— TASK GOAL —
Omit every image, and transcribe the remaining entries exactly as given.

Stored records:
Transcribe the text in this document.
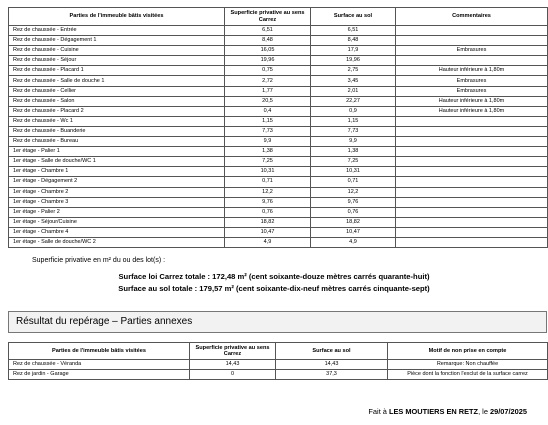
Parties de l'immeuble bâtis visitées	Superficie privative au sens Carrez	Surface au sol	Commentaires
Rez de chaussée - Entrée	6,51	6,51	
Rez de chaussée - Dégagement 1	8,48	8,48	
Rez de chaussée - Cuisine	16,05	17,9	Embrasures
Rez de chaussée - Séjour	19,96	19,96	
Rez de chaussée - Placard 1	0,75	2,75	Hauteur inférieure à 1,80m
Rez de chaussée - Salle de douche 1	2,72	3,45	Embrasures
Rez de chaussée - Cellier	1,77	2,01	Embrasures
Rez de chaussée - Salon	20,5	22,27	Hauteur inférieure à 1,80m
Rez de chaussée - Placard 2	0,4	0,9	Hauteur inférieure à 1,80m
Rez de chaussée - Wc 1	1,15	1,15	
Rez de chaussée - Buanderie	7,73	7,73	
Rez de chaussée - Bureau	9,9	9,9	
1er étage - Palier 1	1,38	1,38	
1er étage - Salle de douche/WC 1	7,25	7,25	
1er étage - Chambre 1	10,31	10,31	
1er étage - Dégagement 2	0,71	0,71	
1er étage - Chambre 2	12,2	12,2	
1er étage - Chambre 3	9,76	9,76	
1er étage - Palier 2	0,76	0,76	
1er étage - Séjour/Cuisine	18,82	18,82	
1er étage - Chambre 4	10,47	10,47	
1er étage - Salle de douche/WC 2	4,9	4,9	
Superficie privative en m² du ou des lot(s) :
Surface loi Carrez totale : 172,48 m² (cent soixante-douze mètres carrés quarante-huit)
Surface au sol totale : 179,57 m² (cent soixante-dix-neuf mètres carrés cinquante-sept)
Résultat du repérage – Parties annexes
Parties de l'immeuble bâtis visitées	Superficie privative au sens Carrez	Surface au sol	Motif de non prise en compte
Rez de chaussée - Véranda	14,43	14,43	Remarque: Non chauffée
Rez de jardin - Garage	0	37,3	Pièce dont la fonction l'exclut de la surface carrez
Fait à LES MOUTIERS EN RETZ, le 29/07/2025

— TASK RESPONSE —
Transcribe the text in this document.
Parties de l'immeuble bâtis visitées	Superficie privative au sens Carrez	Surface au sol	Commentaires
Rez de chaussée - Entrée	6,51	6,51	
Rez de chaussée - Dégagement 1	8,48	8,48	
Rez de chaussée - Cuisine	16,05	17,9	Embrasures
Rez de chaussée - Séjour	19,96	19,96	
Rez de chaussée - Placard 1	0,75	2,75	Hauteur inférieure à 1,80m
Rez de chaussée - Salle de douche 1	2,72	3,45	Embrasures
Rez de chaussée - Cellier	1,77	2,01	Embrasures
Rez de chaussée - Salon	20,5	22,27	Hauteur inférieure à 1,80m
Rez de chaussée - Placard 2	0,4	0,9	Hauteur inférieure à 1,80m
Rez de chaussée - Wc 1	1,15	1,15	
Rez de chaussée - Buanderie	7,73	7,73	
Rez de chaussée - Bureau	9,9	9,9	
1er étage - Palier 1	1,38	1,38	
1er étage - Salle de douche/WC 1	7,25	7,25	
1er étage - Chambre 1	10,31	10,31	
1er étage - Dégagement 2	0,71	0,71	
1er étage - Chambre 2	12,2	12,2	
1er étage - Chambre 3	9,76	9,76	
1er étage - Palier 2	0,76	0,76	
1er étage - Séjour/Cuisine	18,82	18,82	
1er étage - Chambre 4	10,47	10,47	
1er étage - Salle de douche/WC 2	4,9	4,9	
Superficie privative en m² du ou des lot(s) :
Surface loi Carrez totale : 172,48 m² (cent soixante-douze mètres carrés quarante-huit)
Surface au sol totale : 179,57 m² (cent soixante-dix-neuf mètres carrés cinquante-sept)
Résultat du repérage – Parties annexes
Parties de l'immeuble bâtis visitées	Superficie privative au sens Carrez	Surface au sol	Motif de non prise en compte
Rez de chaussée - Véranda	14,43	14,43	Remarque: Non chauffée
Rez de jardin - Garage	0	37,3	Pièce dont la fonction l'exclut de la surface carrez
Fait à LES MOUTIERS EN RETZ, le 29/07/2025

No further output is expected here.